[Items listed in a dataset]
****************
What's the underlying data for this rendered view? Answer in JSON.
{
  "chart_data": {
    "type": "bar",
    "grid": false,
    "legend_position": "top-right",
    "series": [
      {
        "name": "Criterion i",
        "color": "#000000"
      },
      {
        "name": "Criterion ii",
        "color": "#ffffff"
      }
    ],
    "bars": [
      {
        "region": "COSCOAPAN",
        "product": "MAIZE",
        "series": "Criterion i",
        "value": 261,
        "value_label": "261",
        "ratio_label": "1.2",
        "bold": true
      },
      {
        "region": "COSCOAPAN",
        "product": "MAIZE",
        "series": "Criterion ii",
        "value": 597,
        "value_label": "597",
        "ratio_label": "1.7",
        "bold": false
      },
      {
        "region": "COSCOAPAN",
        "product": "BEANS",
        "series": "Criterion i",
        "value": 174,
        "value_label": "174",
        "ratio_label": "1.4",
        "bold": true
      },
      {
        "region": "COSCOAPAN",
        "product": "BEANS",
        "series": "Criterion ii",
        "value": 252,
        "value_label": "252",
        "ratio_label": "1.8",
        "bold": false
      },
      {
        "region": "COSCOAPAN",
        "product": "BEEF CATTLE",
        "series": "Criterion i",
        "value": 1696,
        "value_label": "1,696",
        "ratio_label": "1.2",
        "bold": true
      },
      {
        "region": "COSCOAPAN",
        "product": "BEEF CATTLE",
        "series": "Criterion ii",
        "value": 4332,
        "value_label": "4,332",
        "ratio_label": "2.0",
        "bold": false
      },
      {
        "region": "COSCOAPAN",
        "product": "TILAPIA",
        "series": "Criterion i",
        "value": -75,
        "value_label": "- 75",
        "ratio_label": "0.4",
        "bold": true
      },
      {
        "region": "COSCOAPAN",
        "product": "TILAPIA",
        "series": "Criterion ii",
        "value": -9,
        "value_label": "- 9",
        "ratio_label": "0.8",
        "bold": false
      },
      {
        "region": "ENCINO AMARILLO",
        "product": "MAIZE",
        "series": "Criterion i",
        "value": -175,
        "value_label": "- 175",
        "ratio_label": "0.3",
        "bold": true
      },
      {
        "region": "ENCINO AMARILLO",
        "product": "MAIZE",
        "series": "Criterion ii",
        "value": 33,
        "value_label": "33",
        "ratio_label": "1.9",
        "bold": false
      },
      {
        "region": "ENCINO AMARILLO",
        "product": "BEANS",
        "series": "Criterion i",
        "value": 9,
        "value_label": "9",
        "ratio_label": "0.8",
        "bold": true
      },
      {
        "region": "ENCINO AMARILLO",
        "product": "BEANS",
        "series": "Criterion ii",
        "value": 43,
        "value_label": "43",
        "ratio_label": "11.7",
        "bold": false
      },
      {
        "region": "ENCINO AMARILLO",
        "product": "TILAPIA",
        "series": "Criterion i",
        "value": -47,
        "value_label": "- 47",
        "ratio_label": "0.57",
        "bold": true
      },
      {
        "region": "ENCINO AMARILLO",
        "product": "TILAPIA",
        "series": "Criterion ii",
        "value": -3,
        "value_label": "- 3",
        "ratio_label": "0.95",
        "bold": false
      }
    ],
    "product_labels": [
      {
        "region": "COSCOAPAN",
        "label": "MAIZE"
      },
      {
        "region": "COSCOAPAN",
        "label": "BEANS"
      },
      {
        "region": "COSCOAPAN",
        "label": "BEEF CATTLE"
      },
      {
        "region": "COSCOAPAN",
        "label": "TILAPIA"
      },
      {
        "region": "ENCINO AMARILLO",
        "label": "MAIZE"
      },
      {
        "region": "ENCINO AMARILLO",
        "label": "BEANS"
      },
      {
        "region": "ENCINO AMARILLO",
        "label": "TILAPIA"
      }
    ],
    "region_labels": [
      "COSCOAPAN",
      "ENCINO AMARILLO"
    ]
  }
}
****************
What is required: Go through the records and print each one exactly.

Solution to this problem:
What's the underlying data for this rendered view? Answer in JSON.
{
  "chart_data": {
    "type": "bar",
    "grid": false,
    "legend_position": "top-right",
    "series": [
      {
        "name": "Criterion i",
        "color": "#000000"
      },
      {
        "name": "Criterion ii",
        "color": "#ffffff"
      }
    ],
    "bars": [
      {
        "region": "COSCOAPAN",
        "product": "MAIZE",
        "series": "Criterion i",
        "value": 261,
        "value_label": "261",
        "ratio_label": "1.2",
        "bold": true
      },
      {
        "region": "COSCOAPAN",
        "product": "MAIZE",
        "series": "Criterion ii",
        "value": 597,
        "value_label": "597",
        "ratio_label": "1.7",
        "bold": false
      },
      {
        "region": "COSCOAPAN",
        "product": "BEANS",
        "series": "Criterion i",
        "value": 174,
        "value_label": "174",
        "ratio_label": "1.4",
        "bold": true
      },
      {
        "region": "COSCOAPAN",
        "product": "BEANS",
        "series": "Criterion ii",
        "value": 252,
        "value_label": "252",
        "ratio_label": "1.8",
        "bold": false
      },
      {
        "region": "COSCOAPAN",
        "product": "BEEF CATTLE",
        "series": "Criterion i",
        "value": 1696,
        "value_label": "1,696",
        "ratio_label": "1.2",
        "bold": true
      },
      {
        "region": "COSCOAPAN",
        "product": "BEEF CATTLE",
        "series": "Criterion ii",
        "value": 4332,
        "value_label": "4,332",
        "ratio_label": "2.0",
        "bold": false
      },
      {
        "region": "COSCOAPAN",
        "product": "TILAPIA",
        "series": "Criterion i",
        "value": -75,
        "value_label": "- 75",
        "ratio_label": "0.4",
        "bold": true
      },
      {
        "region": "COSCOAPAN",
        "product": "TILAPIA",
        "series": "Criterion ii",
        "value": -9,
        "value_label": "- 9",
        "ratio_label": "0.8",
        "bold": false
      },
      {
        "region": "ENCINO AMARILLO",
        "product": "MAIZE",
        "series": "Criterion i",
        "value": -175,
        "value_label": "- 175",
        "ratio_label": "0.3",
        "bold": true
      },
      {
        "region": "ENCINO AMARILLO",
        "product": "MAIZE",
        "series": "Criterion ii",
        "value": 33,
        "value_label": "33",
        "ratio_label": "1.9",
        "bold": false
      },
      {
        "region": "ENCINO AMARILLO",
        "product": "BEANS",
        "series": "Criterion i",
        "value": 9,
        "value_label": "9",
        "ratio_label": "0.8",
        "bold": true
      },
      {
        "region": "ENCINO AMARILLO",
        "product": "BEANS",
        "series": "Criterion ii",
        "value": 43,
        "value_label": "43",
        "ratio_label": "11.7",
        "bold": false
      },
      {
        "region": "ENCINO AMARILLO",
        "product": "TILAPIA",
        "series": "Criterion i",
        "value": -47,
        "value_label": "- 47",
        "ratio_label": "0.57",
        "bold": true
      },
      {
        "region": "ENCINO AMARILLO",
        "product": "TILAPIA",
        "series": "Criterion ii",
        "value": -3,
        "value_label": "- 3",
        "ratio_label": "0.95",
        "bold": false
      }
    ],
    "product_labels": [
      {
        "region": "COSCOAPAN",
        "label": "MAIZE"
      },
      {
        "region": "COSCOAPAN",
        "label": "BEANS"
      },
      {
        "region": "COSCOAPAN",
        "label": "BEEF CATTLE"
      },
      {
        "region": "COSCOAPAN",
        "label": "TILAPIA"
      },
      {
        "region": "ENCINO AMARILLO",
        "label": "MAIZE"
      },
      {
        "region": "ENCINO AMARILLO",
        "label": "BEANS"
      },
      {
        "region": "ENCINO AMARILLO",
        "label": "TILAPIA"
      }
    ],
    "region_labels": [
      "COSCOAPAN",
      "ENCINO AMARILLO"
    ]
  }
}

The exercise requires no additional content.